Start MATERIAL

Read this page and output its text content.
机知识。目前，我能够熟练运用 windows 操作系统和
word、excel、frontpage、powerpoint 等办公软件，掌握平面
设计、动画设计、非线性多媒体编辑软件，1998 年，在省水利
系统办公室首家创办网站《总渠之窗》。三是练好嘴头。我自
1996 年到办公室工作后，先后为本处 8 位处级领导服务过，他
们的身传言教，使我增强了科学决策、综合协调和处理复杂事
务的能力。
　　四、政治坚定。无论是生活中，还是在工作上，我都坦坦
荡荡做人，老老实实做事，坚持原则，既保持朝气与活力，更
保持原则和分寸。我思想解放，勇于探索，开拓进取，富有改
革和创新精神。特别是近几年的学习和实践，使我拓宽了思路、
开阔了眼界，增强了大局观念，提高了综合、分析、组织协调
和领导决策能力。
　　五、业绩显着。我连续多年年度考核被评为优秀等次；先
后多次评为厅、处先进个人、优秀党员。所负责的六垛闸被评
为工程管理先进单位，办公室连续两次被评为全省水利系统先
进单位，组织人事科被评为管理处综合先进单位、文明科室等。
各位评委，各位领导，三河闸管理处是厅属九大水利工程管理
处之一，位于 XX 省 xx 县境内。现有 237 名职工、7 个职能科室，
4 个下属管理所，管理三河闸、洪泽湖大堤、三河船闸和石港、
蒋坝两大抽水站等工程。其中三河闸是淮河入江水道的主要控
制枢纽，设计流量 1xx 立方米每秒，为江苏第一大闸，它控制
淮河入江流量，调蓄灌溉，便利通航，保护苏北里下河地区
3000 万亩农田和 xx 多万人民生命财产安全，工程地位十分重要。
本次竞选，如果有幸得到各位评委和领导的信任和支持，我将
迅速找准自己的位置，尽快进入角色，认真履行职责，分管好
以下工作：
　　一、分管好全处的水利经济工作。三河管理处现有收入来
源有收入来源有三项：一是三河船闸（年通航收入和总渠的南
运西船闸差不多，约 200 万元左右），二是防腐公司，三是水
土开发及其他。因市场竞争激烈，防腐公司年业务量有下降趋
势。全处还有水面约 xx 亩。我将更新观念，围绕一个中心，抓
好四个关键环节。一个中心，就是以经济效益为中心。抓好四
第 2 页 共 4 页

End MATERIAL

WHAT TO WORK ON: Write the data out again in full and exactly.

EXERCISE RESULT:
Read this page and output its text content.
机知识。目前，我能够熟练运用 windows 操作系统和
word、excel、frontpage、powerpoint 等办公软件，掌握平面
设计、动画设计、非线性多媒体编辑软件，1998 年，在省水利
系统办公室首家创办网站《总渠之窗》。三是练好嘴头。我自
1996 年到办公室工作后，先后为本处 8 位处级领导服务过，他
们的身传言教，使我增强了科学决策、综合协调和处理复杂事
务的能力。
　　四、政治坚定。无论是生活中，还是在工作上，我都坦坦
荡荡做人，老老实实做事，坚持原则，既保持朝气与活力，更
保持原则和分寸。我思想解放，勇于探索，开拓进取，富有改
革和创新精神。特别是近几年的学习和实践，使我拓宽了思路、
开阔了眼界，增强了大局观念，提高了综合、分析、组织协调
和领导决策能力。
　　五、业绩显着。我连续多年年度考核被评为优秀等次；先
后多次评为厅、处先进个人、优秀党员。所负责的六垛闸被评
为工程管理先进单位，办公室连续两次被评为全省水利系统先
进单位，组织人事科被评为管理处综合先进单位、文明科室等。
各位评委，各位领导，三河闸管理处是厅属九大水利工程管理
处之一，位于 XX 省 xx 县境内。现有 237 名职工、7 个职能科室，
4 个下属管理所，管理三河闸、洪泽湖大堤、三河船闸和石港、
蒋坝两大抽水站等工程。其中三河闸是淮河入江水道的主要控
制枢纽，设计流量 1xx 立方米每秒，为江苏第一大闸，它控制
淮河入江流量，调蓄灌溉，便利通航，保护苏北里下河地区
3000 万亩农田和 xx 多万人民生命财产安全，工程地位十分重要。
本次竞选，如果有幸得到各位评委和领导的信任和支持，我将
迅速找准自己的位置，尽快进入角色，认真履行职责，分管好
以下工作：
　　一、分管好全处的水利经济工作。三河管理处现有收入来
源有收入来源有三项：一是三河船闸（年通航收入和总渠的南
运西船闸差不多，约 200 万元左右），二是防腐公司，三是水
土开发及其他。因市场竞争激烈，防腐公司年业务量有下降趋
势。全处还有水面约 xx 亩。我将更新观念，围绕一个中心，抓
好四个关键环节。一个中心，就是以经济效益为中心。抓好四
第 2 页 共 4 页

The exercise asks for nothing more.